* **Problem description**
Find every line with the word "icon" and report how many there are, without any other text.

[Stored data]
++++
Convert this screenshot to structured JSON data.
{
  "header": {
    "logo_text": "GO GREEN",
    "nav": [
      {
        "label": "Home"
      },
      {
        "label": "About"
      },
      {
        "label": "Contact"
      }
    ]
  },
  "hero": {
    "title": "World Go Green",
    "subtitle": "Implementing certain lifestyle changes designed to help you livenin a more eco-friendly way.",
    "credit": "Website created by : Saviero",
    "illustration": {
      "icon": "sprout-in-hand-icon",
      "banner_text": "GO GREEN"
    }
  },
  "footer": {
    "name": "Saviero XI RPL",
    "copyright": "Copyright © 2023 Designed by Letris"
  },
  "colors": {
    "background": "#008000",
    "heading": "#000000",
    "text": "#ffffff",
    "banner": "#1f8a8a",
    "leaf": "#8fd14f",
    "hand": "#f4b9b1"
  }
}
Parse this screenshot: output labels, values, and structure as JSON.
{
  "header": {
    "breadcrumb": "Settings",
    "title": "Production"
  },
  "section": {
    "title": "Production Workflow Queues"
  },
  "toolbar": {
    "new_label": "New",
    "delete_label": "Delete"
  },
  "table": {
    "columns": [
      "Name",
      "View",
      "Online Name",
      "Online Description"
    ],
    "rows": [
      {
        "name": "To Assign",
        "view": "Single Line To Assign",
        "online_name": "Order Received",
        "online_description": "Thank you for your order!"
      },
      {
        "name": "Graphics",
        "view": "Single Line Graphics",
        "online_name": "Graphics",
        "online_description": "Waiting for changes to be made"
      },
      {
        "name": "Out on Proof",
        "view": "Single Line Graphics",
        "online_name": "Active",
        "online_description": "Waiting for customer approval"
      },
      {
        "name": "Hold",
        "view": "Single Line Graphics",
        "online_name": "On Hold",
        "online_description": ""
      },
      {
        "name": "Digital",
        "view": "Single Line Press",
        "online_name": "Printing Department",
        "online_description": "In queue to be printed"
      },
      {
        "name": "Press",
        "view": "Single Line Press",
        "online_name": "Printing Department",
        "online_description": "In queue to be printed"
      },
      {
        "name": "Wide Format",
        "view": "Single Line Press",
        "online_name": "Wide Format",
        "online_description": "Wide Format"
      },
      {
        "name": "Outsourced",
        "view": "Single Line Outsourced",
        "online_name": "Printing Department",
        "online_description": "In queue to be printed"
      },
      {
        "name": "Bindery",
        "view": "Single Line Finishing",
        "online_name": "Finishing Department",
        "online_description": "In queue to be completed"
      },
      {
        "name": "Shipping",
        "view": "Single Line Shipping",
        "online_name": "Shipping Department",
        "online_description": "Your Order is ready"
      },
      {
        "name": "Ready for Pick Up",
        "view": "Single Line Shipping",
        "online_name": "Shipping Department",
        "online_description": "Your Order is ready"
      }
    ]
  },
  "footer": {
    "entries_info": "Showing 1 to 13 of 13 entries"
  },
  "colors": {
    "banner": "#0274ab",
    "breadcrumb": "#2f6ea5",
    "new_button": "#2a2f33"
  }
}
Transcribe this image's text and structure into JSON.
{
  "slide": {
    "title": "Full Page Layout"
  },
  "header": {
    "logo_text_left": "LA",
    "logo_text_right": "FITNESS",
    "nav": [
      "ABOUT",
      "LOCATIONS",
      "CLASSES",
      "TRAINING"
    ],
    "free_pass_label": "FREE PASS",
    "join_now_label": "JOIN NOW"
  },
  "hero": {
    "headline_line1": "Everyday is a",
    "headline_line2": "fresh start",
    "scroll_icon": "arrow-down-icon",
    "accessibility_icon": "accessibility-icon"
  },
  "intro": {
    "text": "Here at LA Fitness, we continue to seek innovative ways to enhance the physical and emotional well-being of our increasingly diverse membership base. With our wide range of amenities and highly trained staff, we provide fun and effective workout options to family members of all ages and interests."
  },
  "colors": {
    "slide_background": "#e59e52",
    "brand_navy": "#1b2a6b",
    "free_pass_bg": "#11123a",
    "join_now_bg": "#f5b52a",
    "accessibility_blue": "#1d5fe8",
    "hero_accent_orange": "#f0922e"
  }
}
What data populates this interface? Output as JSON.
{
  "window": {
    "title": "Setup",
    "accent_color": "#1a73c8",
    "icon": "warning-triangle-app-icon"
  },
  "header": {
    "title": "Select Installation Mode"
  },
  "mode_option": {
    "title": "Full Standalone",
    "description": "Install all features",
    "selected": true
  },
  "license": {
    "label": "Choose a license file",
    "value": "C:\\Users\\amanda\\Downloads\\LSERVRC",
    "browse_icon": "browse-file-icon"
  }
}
++++
* **Output for this task**
5